→ The request
Extract every line that contains the string "DAMIP".

::::

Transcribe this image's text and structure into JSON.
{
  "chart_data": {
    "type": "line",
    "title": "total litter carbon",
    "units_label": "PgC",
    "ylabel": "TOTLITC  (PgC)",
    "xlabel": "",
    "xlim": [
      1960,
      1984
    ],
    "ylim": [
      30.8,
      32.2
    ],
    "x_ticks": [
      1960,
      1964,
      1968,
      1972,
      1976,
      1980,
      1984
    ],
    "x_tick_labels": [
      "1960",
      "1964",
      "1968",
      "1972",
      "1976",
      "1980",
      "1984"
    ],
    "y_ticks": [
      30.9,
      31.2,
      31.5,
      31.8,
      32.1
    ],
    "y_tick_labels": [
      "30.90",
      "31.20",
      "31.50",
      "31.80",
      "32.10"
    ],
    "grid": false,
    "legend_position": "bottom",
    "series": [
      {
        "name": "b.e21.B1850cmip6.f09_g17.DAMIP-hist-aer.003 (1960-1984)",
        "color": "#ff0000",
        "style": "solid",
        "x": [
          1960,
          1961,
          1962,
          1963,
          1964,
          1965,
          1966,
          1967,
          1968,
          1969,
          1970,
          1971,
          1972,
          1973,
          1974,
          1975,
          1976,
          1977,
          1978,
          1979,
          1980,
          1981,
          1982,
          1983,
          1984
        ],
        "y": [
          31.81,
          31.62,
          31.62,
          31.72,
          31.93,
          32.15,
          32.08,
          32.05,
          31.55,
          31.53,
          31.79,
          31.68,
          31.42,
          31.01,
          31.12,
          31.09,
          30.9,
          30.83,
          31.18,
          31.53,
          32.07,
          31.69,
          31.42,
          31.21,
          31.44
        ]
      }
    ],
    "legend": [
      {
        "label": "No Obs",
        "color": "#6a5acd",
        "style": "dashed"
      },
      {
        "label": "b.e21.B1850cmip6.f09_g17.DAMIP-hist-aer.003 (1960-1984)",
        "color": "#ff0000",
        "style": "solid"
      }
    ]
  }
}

::::

→ Written solution
        "name": "b.e21.B1850cmip6.f09_g17.DAMIP-hist-aer.003 (1960-1984)",
        "label": "b.e21.B1850cmip6.f09_g17.DAMIP-hist-aer.003 (1960-1984)",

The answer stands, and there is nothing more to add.